* Set problem
From the listing below, select every line where the word "square" appears.

• • • •

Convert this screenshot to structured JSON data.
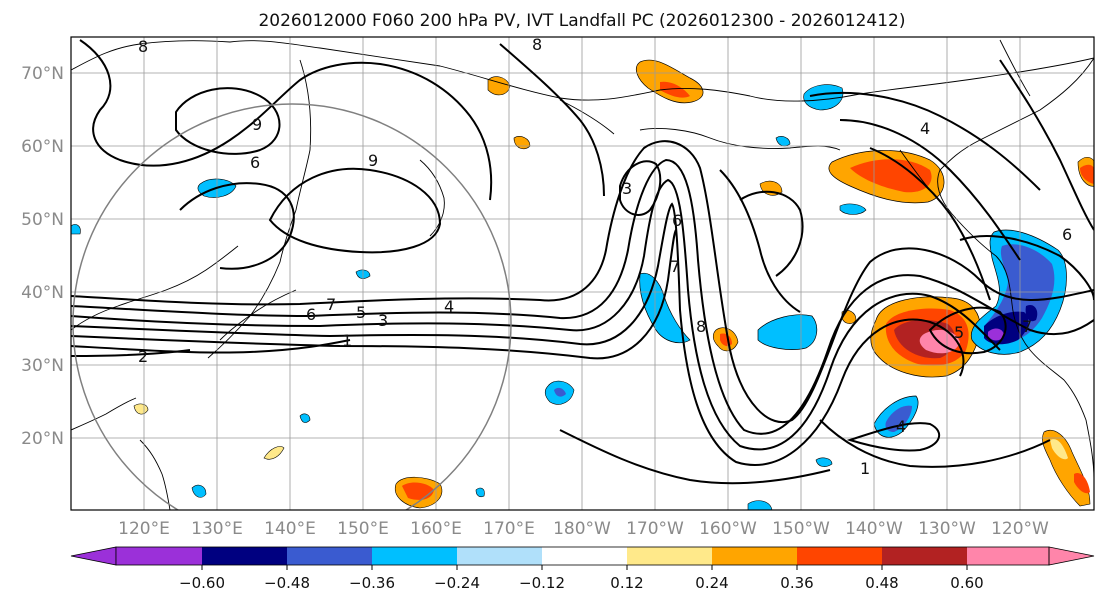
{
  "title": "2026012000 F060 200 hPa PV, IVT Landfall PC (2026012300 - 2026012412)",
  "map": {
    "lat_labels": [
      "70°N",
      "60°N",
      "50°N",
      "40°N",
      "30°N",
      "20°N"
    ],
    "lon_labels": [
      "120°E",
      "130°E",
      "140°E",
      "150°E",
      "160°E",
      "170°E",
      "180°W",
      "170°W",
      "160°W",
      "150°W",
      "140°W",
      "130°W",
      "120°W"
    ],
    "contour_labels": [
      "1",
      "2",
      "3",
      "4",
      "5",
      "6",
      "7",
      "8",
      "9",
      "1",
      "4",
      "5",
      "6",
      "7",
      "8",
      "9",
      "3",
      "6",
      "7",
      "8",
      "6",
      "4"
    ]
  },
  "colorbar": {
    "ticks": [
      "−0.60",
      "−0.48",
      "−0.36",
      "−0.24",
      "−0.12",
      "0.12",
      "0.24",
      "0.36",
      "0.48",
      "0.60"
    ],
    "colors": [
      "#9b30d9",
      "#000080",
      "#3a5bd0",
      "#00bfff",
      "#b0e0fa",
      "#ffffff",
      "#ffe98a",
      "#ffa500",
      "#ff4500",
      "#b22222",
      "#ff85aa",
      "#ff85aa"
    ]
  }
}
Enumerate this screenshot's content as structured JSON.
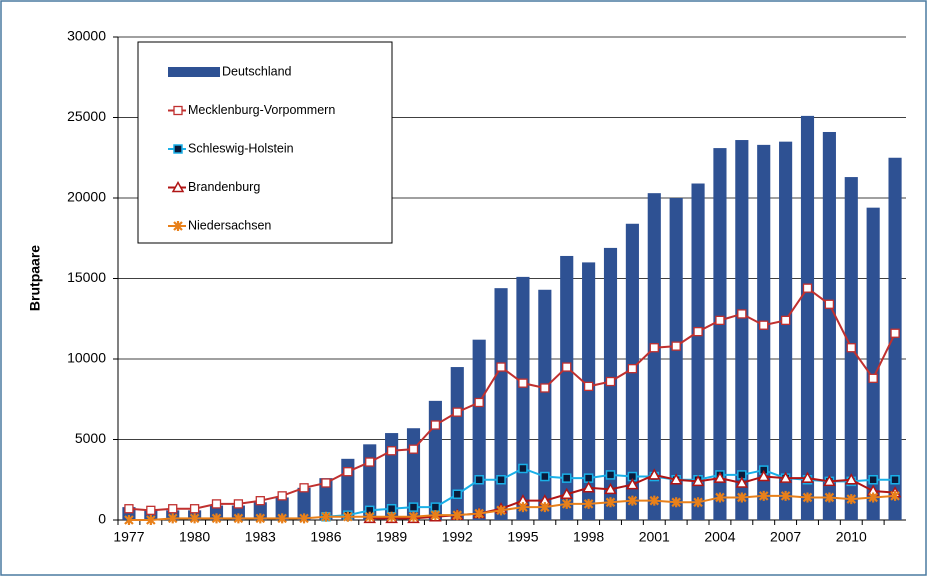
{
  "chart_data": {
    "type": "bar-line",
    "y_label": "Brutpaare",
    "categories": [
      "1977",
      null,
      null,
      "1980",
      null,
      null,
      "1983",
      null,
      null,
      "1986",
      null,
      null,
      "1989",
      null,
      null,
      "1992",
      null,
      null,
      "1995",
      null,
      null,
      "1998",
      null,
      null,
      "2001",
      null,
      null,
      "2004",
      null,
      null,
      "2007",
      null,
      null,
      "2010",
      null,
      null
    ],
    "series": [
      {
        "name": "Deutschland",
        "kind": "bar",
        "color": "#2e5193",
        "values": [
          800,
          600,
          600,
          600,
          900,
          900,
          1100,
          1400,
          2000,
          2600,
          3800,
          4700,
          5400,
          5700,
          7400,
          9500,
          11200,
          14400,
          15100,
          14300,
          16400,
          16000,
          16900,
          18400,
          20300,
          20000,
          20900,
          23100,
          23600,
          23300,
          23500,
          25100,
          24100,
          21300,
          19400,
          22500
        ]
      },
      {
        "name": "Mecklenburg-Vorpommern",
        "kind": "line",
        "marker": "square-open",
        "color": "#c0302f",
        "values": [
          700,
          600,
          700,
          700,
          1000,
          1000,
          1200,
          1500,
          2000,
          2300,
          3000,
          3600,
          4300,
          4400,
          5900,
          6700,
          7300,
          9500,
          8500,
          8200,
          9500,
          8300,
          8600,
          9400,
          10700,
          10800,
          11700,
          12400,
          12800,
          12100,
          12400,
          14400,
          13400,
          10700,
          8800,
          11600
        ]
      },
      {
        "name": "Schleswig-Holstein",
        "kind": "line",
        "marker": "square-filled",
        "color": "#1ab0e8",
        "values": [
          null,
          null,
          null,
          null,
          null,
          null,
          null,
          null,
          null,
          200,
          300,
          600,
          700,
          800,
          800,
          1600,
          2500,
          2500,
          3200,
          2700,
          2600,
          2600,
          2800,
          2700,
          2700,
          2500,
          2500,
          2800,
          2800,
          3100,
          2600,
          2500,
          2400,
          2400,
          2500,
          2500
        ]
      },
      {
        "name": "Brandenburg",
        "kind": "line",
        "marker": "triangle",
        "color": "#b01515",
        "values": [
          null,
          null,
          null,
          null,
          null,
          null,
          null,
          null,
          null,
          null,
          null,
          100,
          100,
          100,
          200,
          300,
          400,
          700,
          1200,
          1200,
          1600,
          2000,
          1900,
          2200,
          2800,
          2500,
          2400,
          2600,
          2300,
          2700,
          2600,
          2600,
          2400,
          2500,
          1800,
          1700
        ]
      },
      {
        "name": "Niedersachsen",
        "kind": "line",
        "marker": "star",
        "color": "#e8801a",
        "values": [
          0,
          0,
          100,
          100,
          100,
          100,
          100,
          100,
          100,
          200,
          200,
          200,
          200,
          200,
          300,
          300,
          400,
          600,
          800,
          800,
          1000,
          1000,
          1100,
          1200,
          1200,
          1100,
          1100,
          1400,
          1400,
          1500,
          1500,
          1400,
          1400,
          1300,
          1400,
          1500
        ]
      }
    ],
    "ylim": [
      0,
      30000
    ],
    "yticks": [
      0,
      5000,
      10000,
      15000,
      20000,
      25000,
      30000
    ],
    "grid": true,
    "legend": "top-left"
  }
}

• • • •

* Solution to this task
        "marker": "square-open",
        "marker": "square-filled",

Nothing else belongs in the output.